Исходный текст ::
*-*-*

Вспомнилась точность, с какой японцы строили форты. Здесь каждый куст казался убежищем. И от ветра, и от пули.
Мы остановились: у Никиты снова спустило колесо. Проклятье экспедиции?
Пока Костя возился с шиной, Аркан рассказал байку:
– Говорят, эти бамбуковые сопки – часть духа острова. Айны приручили их первыми. Строили из них, прятались от ветра. А ночью бамбук поёт. Стебли звенят, как струны. Иногда слышатся голоса прошлого.
А может, это не легенда, не вымысел – это сам остров говорил с нами.
За поворотом – снова песок. Мы вынырнули из бамбуковой тишины и понеслись дальше на юг, оставляя за спиной броды и заросли.
Дождь стих. Волны шли рядом. Мотоциклы не ехали – плыли. По кромке прибоя, по ветру, к горизонту, который чертил сам день. Такое не повторяется. Оно остаётся в теле навсегда.
Крильон возник на линии моря.
Старый, обветренный, но не покорённый. Как и другие башни острова, – стоял, молчал, смотрел. Построенный японцами в прошлом веке, он пережил и войну, и тишину, и смену флагов. Сначала он был Сони. В сорок пятом стал Крильоном.
С берега виден Хоккайдо. Этнографы говорят: именно оттуда, во времена ледникового периода, на Сахалин пришли айны. В конце Второй мировой их почти всех увезли «обратно» – кого силой, кого обманом, кого добровольно. На острове остались единицы – долгие годы без паспортов, словно без права на имя.
Последнего звали Тикси. Он ушёл в шестидесятых, вслед за женой. Детей у них не было.
Крильон стоит на краю света. А имя Тикси – на краю памяти.
У подножья Крильона нас встретили смотритель Андрей и его жена Марина. Девятый год здесь на посту.
Поздоровавшись, Андрей кивнул:
– Телефонограмму получил. Связь проверьте сразу.
– У японского оператора – идеальный 5G. Если роуминг включён, можно улететь в минус, – усмехнулся он.
Я посмотрел на экран: японский сигнал сиял, российский едва тлел.

*-*-*

Фрагменты набора данных ::
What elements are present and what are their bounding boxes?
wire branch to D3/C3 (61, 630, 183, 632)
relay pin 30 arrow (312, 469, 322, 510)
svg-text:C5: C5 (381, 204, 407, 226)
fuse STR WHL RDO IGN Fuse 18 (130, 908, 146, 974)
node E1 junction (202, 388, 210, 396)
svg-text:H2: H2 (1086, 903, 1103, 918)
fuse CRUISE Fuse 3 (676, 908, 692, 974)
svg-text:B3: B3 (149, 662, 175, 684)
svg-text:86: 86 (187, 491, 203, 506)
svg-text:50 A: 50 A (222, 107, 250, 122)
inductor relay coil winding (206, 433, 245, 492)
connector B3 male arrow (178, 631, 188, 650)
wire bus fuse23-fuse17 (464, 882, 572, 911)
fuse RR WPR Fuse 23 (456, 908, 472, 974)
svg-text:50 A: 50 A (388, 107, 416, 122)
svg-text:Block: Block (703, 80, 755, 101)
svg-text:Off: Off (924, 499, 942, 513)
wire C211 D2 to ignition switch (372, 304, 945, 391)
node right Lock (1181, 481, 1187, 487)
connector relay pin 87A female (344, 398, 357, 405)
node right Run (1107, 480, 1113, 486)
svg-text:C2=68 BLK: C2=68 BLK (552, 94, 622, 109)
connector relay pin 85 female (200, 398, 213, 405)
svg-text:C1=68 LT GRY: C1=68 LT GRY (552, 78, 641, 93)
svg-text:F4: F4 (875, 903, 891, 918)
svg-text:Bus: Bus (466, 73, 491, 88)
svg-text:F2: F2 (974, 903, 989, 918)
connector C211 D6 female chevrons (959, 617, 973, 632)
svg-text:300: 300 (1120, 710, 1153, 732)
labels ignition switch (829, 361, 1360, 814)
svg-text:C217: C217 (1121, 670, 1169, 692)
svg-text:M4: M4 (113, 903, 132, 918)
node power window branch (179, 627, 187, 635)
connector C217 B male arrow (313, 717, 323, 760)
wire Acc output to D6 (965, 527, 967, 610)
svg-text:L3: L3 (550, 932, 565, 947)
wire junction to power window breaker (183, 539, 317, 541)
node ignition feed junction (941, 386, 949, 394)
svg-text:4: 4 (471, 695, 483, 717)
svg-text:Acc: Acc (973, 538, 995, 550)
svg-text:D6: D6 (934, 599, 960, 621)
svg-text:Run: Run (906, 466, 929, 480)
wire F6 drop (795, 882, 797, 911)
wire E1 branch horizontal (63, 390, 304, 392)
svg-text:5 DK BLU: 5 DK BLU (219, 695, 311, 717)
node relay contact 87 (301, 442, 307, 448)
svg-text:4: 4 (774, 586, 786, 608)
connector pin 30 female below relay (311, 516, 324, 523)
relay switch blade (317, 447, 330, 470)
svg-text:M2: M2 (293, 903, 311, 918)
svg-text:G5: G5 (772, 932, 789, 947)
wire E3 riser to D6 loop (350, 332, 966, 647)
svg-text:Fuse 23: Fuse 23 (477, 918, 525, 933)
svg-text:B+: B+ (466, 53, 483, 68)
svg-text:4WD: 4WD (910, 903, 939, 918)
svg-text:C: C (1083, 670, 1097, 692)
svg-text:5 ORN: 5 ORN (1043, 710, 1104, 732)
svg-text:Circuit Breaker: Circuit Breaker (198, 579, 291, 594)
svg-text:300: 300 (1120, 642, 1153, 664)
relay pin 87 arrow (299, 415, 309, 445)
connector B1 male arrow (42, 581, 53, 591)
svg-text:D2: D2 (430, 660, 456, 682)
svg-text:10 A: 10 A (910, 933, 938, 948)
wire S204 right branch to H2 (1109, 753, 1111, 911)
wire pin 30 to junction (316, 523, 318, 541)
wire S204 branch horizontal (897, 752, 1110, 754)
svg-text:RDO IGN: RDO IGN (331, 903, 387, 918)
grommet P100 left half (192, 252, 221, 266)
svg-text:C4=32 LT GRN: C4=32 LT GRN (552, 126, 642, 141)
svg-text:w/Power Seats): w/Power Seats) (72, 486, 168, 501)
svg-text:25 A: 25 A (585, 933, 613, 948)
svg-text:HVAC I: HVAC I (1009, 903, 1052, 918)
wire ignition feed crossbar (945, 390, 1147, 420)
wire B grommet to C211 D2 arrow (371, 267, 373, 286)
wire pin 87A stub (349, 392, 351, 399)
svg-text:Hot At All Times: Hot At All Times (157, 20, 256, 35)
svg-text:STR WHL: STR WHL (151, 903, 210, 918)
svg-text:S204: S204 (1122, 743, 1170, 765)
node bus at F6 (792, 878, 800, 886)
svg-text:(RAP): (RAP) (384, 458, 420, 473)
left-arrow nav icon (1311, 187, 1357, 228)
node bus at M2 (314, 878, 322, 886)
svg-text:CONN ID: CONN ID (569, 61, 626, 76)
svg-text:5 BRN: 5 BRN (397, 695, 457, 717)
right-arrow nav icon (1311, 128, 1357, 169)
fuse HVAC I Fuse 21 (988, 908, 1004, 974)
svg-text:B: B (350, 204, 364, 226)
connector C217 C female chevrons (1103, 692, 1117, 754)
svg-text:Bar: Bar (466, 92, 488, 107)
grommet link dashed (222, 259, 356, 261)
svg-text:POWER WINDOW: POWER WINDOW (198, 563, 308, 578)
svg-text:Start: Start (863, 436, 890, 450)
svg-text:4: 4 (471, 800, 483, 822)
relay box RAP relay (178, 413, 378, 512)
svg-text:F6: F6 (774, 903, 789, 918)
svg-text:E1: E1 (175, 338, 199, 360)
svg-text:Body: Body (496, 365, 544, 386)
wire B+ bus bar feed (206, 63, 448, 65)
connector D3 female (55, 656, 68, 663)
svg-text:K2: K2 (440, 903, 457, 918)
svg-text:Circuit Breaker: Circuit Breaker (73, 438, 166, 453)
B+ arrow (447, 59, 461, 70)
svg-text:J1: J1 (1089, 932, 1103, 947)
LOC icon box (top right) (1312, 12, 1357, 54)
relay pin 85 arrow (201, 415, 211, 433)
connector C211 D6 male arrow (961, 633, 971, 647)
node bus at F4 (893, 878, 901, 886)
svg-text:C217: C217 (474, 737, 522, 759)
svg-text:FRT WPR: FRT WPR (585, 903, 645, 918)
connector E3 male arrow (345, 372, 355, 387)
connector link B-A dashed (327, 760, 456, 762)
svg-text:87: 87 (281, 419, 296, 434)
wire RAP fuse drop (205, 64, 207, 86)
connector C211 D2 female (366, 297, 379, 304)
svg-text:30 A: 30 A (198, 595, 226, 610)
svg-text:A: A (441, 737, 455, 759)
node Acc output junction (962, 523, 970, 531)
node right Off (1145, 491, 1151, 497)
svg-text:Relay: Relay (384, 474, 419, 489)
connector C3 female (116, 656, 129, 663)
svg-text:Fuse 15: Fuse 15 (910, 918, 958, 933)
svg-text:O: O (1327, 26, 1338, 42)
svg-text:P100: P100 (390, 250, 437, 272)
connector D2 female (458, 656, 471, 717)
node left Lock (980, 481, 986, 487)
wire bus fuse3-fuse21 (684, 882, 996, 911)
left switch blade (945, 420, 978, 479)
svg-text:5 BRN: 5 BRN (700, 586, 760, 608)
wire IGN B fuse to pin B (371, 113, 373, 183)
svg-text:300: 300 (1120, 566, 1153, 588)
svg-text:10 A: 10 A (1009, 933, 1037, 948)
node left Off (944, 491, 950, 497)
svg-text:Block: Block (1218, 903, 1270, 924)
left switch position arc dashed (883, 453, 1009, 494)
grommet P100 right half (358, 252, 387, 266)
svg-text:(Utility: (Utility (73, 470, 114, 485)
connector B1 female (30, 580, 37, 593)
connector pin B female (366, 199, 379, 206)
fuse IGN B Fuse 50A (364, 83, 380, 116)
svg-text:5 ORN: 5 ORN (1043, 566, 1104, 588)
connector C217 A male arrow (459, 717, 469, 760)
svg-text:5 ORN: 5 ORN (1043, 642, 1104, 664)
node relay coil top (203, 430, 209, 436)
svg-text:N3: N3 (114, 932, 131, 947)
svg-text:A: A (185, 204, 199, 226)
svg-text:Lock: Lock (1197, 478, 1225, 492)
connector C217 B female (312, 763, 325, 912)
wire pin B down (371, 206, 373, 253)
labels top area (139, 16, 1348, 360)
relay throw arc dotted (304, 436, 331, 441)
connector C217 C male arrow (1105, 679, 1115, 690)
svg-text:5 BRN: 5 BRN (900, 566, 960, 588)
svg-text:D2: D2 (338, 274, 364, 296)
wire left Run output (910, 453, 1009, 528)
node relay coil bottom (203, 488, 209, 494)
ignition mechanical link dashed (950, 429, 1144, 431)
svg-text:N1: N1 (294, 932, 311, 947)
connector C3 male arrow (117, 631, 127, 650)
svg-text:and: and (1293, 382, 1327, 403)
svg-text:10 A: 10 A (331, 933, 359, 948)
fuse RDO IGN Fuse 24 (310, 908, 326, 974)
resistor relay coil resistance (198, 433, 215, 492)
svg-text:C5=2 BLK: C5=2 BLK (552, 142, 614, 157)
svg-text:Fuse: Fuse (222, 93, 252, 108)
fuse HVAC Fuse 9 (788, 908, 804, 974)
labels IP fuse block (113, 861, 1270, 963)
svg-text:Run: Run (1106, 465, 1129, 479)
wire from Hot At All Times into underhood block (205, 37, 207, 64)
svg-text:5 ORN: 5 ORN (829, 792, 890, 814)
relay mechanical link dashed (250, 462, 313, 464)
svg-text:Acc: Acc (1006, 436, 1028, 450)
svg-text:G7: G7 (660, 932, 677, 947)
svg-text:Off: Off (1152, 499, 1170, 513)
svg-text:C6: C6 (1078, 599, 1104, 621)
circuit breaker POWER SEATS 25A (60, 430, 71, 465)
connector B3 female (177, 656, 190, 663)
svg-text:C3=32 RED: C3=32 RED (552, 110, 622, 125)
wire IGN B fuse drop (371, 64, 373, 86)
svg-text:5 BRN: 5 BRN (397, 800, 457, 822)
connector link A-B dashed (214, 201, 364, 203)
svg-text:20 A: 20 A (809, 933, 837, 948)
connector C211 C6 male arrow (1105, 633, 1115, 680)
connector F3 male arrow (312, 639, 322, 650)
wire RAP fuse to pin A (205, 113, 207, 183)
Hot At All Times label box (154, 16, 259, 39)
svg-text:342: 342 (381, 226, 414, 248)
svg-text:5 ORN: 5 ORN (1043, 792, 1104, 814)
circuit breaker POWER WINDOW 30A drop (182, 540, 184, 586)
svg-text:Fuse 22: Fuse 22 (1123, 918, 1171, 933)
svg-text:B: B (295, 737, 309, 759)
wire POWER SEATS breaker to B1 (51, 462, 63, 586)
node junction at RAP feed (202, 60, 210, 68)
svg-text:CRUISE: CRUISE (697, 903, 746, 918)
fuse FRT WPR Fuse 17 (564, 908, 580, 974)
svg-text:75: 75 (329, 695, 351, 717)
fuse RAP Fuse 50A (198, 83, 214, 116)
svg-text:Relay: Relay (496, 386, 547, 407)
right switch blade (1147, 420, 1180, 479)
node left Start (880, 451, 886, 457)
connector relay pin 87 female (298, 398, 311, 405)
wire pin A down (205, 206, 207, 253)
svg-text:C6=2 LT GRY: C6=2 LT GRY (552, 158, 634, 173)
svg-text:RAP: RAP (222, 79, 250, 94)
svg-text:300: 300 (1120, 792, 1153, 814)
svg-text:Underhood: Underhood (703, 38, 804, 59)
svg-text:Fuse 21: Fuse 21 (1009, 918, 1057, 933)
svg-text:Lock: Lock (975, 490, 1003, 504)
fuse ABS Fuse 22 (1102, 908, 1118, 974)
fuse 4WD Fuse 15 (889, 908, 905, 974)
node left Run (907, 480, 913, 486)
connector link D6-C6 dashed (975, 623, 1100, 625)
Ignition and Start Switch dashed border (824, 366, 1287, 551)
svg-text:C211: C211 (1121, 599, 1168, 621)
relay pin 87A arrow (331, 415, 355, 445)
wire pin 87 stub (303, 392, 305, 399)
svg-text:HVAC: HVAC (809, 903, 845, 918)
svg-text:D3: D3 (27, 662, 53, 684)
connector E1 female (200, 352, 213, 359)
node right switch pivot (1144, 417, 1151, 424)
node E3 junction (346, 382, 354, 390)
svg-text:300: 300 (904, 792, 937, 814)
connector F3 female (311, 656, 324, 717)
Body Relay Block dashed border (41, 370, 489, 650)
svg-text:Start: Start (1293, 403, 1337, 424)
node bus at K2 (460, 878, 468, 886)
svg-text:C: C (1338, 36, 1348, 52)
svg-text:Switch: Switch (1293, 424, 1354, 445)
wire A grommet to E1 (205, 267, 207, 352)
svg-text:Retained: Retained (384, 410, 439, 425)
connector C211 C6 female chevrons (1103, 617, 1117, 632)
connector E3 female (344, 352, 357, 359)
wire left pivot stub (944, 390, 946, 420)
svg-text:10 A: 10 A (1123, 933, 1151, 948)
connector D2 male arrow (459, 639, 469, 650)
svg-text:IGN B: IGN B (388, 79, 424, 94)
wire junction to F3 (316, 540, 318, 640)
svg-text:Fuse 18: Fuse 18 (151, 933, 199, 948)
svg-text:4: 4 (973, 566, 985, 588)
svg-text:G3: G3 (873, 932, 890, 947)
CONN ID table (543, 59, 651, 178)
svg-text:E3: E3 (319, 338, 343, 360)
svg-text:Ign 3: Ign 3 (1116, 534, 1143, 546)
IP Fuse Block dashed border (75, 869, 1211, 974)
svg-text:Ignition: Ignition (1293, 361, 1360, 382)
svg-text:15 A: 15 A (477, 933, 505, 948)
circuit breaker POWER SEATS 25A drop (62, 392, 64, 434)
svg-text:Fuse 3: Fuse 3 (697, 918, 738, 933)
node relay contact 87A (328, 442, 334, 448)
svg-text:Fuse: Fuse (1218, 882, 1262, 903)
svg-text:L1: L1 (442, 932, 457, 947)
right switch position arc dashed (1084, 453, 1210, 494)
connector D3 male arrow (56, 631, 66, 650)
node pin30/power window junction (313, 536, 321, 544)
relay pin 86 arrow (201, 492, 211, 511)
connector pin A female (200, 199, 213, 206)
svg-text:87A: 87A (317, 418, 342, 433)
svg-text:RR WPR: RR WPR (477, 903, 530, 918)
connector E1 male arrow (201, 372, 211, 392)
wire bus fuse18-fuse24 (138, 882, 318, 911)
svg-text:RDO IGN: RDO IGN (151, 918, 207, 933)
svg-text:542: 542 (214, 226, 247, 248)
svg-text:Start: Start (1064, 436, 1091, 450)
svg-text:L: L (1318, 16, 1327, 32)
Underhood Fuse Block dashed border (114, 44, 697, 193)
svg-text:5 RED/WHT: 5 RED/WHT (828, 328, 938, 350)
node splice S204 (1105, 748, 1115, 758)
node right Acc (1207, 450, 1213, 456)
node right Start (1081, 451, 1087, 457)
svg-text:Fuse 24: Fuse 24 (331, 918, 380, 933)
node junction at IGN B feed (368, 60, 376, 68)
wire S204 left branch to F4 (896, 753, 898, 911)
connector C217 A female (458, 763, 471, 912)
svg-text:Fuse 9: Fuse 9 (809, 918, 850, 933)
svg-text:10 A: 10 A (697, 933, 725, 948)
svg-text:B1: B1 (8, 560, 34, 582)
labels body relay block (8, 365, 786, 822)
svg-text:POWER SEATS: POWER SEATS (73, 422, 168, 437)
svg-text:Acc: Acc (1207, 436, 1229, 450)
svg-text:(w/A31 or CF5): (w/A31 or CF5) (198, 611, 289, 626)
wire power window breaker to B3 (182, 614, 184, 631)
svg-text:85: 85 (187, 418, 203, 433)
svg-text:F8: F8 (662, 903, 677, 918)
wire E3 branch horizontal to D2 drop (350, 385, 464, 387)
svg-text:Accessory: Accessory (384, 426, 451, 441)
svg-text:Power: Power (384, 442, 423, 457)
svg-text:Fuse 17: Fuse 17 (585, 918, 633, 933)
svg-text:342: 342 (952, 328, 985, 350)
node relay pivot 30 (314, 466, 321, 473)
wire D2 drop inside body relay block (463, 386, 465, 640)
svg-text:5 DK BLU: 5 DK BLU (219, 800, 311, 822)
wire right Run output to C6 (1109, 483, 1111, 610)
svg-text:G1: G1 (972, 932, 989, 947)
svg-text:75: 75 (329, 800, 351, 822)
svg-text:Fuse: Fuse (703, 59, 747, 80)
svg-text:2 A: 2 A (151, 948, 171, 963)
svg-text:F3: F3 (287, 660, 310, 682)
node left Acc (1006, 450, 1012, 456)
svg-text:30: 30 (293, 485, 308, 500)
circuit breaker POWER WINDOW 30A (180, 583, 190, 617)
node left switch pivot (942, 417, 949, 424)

*-*-*

Задание :: Укажите, как, согласно исходному тексту, назывался Крильон до сорок пятого года.

Решение задачи :: До сорок пятого года Крильон назывался Сони.